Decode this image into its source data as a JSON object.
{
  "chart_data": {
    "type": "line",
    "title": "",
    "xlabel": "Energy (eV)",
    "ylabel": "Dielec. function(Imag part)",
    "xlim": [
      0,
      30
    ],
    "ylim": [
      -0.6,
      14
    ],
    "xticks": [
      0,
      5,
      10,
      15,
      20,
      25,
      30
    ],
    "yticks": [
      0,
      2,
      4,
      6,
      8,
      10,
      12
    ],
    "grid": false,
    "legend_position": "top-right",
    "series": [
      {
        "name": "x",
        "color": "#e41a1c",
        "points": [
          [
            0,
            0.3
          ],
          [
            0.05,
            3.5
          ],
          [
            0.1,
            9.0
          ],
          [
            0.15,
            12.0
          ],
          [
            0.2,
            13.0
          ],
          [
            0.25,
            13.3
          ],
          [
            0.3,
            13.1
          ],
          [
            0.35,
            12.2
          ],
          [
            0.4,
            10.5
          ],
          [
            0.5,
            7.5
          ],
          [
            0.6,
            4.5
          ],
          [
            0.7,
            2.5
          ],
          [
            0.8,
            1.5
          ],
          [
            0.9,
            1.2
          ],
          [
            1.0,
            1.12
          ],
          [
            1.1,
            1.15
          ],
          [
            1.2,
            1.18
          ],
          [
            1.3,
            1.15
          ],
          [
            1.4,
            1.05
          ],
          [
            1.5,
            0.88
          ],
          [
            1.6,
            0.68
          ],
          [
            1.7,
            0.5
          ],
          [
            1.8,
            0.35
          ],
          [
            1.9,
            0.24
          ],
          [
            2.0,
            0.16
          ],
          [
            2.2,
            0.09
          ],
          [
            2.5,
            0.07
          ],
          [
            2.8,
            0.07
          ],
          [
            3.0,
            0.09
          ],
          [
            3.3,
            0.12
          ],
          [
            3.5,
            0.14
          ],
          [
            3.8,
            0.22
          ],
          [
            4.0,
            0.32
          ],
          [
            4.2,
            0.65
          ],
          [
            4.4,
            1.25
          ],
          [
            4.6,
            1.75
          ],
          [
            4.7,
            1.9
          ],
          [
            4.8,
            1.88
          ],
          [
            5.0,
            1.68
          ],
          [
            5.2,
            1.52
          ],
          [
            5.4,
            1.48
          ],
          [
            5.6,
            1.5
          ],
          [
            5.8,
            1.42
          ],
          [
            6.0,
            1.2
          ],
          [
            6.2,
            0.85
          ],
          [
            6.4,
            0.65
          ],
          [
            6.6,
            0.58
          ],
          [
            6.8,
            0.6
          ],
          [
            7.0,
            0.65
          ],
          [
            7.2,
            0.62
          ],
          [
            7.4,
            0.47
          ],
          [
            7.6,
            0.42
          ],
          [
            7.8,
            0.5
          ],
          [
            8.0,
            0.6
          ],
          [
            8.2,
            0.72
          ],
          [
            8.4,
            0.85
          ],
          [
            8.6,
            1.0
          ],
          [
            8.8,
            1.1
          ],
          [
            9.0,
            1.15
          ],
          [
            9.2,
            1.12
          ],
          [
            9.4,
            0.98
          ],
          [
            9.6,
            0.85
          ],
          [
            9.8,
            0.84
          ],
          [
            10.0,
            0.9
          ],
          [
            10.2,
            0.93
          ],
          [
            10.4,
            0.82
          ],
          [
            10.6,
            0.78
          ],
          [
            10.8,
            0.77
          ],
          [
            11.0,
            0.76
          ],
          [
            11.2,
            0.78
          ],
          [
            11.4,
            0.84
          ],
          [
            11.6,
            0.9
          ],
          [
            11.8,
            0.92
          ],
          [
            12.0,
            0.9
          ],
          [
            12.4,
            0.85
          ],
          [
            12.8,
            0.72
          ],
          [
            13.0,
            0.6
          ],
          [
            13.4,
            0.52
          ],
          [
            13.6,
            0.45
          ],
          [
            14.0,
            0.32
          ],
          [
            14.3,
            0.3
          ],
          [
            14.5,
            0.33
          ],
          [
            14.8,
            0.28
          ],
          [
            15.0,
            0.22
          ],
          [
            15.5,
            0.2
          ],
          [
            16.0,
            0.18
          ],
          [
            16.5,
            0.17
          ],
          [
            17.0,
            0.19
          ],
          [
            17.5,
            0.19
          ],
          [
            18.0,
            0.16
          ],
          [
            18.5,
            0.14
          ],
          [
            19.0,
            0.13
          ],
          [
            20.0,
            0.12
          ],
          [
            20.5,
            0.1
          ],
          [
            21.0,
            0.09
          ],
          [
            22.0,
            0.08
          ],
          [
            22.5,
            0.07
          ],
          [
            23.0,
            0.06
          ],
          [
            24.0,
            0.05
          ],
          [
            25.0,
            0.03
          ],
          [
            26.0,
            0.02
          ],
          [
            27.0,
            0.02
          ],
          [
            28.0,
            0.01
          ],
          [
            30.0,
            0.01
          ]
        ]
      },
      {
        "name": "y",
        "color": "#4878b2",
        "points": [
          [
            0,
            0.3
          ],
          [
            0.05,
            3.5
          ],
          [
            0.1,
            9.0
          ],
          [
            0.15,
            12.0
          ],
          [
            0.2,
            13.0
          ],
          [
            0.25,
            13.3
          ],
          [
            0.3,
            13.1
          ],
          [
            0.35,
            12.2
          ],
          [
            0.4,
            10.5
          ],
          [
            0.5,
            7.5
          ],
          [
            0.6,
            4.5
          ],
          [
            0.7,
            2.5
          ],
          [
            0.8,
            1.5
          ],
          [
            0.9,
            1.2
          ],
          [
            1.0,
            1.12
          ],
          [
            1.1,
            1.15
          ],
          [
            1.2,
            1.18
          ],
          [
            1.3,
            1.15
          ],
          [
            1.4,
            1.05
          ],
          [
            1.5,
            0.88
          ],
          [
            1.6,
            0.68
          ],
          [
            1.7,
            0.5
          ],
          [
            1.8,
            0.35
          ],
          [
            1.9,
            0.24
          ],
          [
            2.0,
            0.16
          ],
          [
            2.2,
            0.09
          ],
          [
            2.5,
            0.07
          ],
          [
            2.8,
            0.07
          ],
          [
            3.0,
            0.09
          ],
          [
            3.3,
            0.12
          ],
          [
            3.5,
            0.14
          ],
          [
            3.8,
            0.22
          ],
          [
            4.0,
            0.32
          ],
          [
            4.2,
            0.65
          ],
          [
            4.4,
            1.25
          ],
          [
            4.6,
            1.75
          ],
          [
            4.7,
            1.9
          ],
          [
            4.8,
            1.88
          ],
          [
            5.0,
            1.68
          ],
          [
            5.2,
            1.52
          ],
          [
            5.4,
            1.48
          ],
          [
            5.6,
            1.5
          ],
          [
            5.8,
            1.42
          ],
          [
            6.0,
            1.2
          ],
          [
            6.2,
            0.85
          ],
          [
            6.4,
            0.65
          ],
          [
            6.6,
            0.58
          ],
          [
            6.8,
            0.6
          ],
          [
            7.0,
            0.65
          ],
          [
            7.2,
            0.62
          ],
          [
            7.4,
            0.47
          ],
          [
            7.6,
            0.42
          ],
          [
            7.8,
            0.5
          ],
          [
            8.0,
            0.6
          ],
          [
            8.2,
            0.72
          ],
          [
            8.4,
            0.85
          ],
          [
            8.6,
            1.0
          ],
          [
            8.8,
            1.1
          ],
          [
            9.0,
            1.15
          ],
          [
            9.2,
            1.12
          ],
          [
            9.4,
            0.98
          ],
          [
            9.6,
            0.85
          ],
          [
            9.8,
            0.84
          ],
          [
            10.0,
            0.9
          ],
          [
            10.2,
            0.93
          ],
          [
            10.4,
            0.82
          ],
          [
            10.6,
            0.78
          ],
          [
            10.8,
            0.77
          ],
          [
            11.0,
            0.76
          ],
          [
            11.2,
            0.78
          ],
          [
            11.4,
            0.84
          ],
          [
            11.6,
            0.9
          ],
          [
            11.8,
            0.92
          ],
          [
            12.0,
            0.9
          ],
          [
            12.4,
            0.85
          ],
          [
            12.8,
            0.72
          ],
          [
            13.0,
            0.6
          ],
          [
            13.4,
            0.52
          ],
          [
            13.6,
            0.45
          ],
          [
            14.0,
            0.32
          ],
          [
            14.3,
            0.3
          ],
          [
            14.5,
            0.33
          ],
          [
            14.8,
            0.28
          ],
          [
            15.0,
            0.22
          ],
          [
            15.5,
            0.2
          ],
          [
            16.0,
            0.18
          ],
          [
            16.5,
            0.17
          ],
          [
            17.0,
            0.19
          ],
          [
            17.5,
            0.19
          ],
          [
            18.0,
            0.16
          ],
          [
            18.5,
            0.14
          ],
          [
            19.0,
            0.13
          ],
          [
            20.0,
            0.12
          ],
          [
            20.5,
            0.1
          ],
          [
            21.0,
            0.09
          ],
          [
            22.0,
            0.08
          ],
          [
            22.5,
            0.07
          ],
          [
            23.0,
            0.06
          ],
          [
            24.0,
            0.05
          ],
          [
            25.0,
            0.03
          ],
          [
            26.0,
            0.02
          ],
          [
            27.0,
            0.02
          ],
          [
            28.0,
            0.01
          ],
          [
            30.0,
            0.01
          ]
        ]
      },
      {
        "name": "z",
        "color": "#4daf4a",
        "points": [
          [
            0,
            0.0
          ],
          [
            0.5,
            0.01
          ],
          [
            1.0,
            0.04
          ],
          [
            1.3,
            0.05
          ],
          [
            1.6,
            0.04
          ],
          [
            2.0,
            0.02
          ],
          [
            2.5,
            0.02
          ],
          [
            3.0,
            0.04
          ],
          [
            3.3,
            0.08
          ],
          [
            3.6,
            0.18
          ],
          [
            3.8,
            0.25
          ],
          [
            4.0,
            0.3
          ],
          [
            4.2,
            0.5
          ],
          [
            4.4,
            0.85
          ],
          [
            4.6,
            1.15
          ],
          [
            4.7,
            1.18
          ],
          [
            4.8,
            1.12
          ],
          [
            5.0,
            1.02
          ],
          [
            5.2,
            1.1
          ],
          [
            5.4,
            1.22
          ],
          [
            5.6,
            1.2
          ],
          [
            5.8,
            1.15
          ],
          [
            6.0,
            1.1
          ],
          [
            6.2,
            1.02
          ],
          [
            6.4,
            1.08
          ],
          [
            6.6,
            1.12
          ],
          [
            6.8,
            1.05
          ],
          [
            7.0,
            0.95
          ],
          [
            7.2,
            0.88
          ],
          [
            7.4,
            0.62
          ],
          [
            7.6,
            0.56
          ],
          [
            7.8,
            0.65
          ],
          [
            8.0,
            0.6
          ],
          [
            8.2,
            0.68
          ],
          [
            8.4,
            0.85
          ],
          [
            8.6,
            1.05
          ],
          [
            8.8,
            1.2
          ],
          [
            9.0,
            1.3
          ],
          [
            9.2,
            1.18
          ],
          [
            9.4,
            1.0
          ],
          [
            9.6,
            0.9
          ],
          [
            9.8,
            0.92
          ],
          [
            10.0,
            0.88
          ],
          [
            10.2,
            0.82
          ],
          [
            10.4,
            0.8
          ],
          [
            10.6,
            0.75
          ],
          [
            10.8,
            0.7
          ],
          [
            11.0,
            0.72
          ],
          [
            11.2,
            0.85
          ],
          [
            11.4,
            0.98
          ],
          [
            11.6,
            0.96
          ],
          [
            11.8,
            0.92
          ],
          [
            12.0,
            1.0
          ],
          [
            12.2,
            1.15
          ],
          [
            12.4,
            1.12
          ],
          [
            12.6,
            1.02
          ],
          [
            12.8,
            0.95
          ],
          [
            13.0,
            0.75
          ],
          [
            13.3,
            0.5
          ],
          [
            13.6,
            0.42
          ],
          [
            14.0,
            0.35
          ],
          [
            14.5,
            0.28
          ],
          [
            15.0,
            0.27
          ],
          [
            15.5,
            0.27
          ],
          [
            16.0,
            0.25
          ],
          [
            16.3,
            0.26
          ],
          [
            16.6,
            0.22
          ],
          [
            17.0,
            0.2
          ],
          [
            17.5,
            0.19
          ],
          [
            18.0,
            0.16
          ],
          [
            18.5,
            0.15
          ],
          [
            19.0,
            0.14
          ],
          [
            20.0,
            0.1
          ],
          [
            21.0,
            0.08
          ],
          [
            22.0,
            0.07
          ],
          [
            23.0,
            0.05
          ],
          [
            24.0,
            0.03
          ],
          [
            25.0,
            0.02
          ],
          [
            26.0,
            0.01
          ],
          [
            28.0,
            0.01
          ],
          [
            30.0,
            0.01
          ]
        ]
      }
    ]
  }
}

--*--

• WORK TO COMPLETE
Pull out each line of the entries that contains "color".

• EXERCISE ANSWER
        "color": "#e41a1c",
        "color": "#4878b2",
        "color": "#4daf4a",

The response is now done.